Goal> Search the records below for the word "subtitle". Pull out each line that has it.

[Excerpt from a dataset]
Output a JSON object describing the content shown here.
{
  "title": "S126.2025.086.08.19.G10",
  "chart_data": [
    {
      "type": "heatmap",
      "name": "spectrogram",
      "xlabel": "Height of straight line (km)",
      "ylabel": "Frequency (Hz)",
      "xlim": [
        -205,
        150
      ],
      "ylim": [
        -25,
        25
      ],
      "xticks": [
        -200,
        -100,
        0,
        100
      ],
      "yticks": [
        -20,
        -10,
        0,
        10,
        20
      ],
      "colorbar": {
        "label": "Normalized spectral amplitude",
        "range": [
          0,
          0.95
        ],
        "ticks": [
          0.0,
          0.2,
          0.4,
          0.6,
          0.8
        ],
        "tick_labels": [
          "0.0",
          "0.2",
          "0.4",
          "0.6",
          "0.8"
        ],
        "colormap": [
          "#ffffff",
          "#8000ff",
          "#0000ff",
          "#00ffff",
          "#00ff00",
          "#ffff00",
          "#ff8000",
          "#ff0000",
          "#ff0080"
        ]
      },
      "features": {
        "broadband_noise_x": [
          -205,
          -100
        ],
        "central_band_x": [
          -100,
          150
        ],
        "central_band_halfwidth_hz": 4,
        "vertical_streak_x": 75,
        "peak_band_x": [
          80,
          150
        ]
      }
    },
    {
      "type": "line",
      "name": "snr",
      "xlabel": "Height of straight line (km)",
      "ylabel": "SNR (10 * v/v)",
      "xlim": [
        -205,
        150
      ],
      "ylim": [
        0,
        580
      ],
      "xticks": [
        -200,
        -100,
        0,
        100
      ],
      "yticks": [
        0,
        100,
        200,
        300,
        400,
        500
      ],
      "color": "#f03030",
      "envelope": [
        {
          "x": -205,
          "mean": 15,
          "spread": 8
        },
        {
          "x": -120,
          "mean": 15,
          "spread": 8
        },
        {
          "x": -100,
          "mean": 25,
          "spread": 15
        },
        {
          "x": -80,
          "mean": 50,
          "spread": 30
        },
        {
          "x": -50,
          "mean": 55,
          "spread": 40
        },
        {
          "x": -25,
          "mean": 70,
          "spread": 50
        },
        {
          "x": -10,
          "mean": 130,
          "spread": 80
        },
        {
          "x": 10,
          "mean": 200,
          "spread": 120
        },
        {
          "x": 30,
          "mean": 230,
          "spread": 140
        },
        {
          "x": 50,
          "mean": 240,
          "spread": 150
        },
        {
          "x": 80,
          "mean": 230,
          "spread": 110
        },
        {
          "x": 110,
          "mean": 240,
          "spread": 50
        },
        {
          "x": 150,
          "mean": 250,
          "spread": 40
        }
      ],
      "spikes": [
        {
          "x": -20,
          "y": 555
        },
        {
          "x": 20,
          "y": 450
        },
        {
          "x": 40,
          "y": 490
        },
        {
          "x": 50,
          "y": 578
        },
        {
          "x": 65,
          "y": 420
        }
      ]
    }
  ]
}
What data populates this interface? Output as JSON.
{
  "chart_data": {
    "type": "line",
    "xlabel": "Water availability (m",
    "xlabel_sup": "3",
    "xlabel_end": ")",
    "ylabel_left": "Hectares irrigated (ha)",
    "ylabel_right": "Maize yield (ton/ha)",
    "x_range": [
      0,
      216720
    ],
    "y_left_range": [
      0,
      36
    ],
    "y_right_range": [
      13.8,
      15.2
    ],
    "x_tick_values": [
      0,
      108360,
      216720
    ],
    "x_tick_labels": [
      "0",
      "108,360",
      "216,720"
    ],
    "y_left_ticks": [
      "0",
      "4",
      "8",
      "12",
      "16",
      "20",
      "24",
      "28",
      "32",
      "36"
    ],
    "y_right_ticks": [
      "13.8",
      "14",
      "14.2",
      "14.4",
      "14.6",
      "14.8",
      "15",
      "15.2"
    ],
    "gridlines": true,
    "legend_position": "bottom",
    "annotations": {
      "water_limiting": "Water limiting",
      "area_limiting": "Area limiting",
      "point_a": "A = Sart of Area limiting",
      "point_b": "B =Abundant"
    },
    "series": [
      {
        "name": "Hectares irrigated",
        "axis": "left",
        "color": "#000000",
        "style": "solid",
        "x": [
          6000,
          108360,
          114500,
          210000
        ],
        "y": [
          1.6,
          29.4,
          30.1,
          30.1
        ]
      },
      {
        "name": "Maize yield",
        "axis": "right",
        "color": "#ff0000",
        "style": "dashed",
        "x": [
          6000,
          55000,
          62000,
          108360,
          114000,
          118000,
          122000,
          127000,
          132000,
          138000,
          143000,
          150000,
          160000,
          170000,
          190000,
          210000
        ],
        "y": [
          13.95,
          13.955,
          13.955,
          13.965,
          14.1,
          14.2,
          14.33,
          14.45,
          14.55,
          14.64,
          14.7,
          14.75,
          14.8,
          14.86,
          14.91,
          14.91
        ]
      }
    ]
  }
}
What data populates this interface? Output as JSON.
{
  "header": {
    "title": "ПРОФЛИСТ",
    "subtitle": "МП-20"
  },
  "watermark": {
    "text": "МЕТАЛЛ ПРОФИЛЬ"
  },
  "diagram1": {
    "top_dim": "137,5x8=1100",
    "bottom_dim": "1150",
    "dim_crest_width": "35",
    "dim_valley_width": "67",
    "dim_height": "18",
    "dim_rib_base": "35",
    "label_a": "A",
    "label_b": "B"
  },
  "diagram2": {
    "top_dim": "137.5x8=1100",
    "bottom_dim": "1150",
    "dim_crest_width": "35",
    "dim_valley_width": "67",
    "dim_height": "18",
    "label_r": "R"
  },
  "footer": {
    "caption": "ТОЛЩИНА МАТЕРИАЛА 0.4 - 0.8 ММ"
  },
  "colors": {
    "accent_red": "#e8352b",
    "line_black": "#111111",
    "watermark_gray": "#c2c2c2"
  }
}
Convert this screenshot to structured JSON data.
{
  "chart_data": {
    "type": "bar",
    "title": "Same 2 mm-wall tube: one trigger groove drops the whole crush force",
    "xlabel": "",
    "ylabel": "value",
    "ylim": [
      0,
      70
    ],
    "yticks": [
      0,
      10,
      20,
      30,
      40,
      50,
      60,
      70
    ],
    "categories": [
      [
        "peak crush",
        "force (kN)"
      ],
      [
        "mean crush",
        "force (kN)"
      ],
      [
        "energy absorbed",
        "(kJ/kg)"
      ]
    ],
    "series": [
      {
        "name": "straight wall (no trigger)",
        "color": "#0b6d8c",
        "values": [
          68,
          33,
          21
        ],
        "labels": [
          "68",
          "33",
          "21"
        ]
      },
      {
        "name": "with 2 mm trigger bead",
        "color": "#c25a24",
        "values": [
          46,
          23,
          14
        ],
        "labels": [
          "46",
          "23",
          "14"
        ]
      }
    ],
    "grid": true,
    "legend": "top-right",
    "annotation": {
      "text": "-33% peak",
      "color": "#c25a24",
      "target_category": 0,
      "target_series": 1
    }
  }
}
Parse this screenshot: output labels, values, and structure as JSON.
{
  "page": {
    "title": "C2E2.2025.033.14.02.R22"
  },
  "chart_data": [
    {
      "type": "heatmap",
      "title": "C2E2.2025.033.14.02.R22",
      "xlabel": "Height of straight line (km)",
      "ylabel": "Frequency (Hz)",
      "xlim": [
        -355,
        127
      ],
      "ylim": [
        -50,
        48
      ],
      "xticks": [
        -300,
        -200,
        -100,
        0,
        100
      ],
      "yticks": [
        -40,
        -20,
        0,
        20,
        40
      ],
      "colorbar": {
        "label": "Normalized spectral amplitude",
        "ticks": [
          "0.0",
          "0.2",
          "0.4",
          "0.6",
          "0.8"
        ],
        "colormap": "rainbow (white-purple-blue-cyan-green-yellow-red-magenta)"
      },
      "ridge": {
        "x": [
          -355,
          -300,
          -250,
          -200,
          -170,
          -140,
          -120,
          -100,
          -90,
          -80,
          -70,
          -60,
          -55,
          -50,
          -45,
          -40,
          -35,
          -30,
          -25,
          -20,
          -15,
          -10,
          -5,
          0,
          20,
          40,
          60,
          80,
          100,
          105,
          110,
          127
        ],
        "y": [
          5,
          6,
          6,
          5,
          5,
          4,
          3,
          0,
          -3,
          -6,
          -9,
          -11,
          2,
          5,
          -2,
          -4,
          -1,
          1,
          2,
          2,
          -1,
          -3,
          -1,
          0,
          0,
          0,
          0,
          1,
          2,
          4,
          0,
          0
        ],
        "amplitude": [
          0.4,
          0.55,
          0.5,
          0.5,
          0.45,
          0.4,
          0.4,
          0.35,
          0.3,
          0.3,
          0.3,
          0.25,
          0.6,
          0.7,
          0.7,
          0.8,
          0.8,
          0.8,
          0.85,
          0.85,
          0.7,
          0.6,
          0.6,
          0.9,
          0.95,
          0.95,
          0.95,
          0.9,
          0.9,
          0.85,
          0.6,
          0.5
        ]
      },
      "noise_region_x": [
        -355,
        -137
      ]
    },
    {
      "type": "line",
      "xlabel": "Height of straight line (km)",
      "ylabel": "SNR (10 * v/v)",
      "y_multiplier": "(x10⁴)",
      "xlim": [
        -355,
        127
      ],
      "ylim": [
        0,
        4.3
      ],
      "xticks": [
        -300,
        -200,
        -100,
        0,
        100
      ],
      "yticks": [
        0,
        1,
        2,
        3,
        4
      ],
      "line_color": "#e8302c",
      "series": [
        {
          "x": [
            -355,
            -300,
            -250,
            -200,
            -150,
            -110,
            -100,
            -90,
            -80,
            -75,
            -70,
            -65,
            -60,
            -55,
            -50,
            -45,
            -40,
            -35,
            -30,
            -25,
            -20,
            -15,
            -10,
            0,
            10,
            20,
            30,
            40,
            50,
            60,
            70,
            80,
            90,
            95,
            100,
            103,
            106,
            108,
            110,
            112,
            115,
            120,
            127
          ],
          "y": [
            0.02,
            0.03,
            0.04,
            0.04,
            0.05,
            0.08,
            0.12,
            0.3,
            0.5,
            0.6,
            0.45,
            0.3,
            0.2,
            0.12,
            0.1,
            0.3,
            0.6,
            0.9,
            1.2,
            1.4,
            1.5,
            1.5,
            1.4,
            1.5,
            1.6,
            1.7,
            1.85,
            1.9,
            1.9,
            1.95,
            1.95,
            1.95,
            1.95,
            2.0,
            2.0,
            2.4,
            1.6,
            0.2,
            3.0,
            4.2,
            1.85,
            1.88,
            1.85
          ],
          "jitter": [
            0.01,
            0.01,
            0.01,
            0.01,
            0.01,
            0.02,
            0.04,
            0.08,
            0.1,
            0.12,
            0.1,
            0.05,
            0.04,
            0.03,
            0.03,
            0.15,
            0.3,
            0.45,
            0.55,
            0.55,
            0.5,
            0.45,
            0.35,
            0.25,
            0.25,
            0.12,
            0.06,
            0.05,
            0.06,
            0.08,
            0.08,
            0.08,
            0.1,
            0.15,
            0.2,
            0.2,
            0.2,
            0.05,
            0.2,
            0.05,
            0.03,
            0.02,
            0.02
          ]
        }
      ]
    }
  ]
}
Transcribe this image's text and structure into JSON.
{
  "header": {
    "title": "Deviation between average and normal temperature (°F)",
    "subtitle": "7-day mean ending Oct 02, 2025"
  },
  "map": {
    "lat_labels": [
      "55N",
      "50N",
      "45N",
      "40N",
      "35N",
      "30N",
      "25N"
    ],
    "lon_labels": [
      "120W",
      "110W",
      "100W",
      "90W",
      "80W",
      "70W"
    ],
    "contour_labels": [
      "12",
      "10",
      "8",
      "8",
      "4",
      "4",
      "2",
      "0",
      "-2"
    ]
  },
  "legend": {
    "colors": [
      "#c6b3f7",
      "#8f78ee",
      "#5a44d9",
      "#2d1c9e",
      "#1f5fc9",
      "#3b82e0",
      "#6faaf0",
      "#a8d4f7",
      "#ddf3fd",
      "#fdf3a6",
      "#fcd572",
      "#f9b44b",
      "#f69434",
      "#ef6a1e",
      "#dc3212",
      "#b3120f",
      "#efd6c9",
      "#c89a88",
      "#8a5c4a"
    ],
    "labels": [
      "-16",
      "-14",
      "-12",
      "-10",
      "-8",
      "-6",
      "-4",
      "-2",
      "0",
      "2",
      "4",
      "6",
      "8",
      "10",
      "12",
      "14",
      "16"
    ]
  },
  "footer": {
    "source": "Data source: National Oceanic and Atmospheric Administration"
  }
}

Response to the exercise>
    "subtitle": "МП-20"
    "subtitle": "7-day mean ending Oct 02, 2025"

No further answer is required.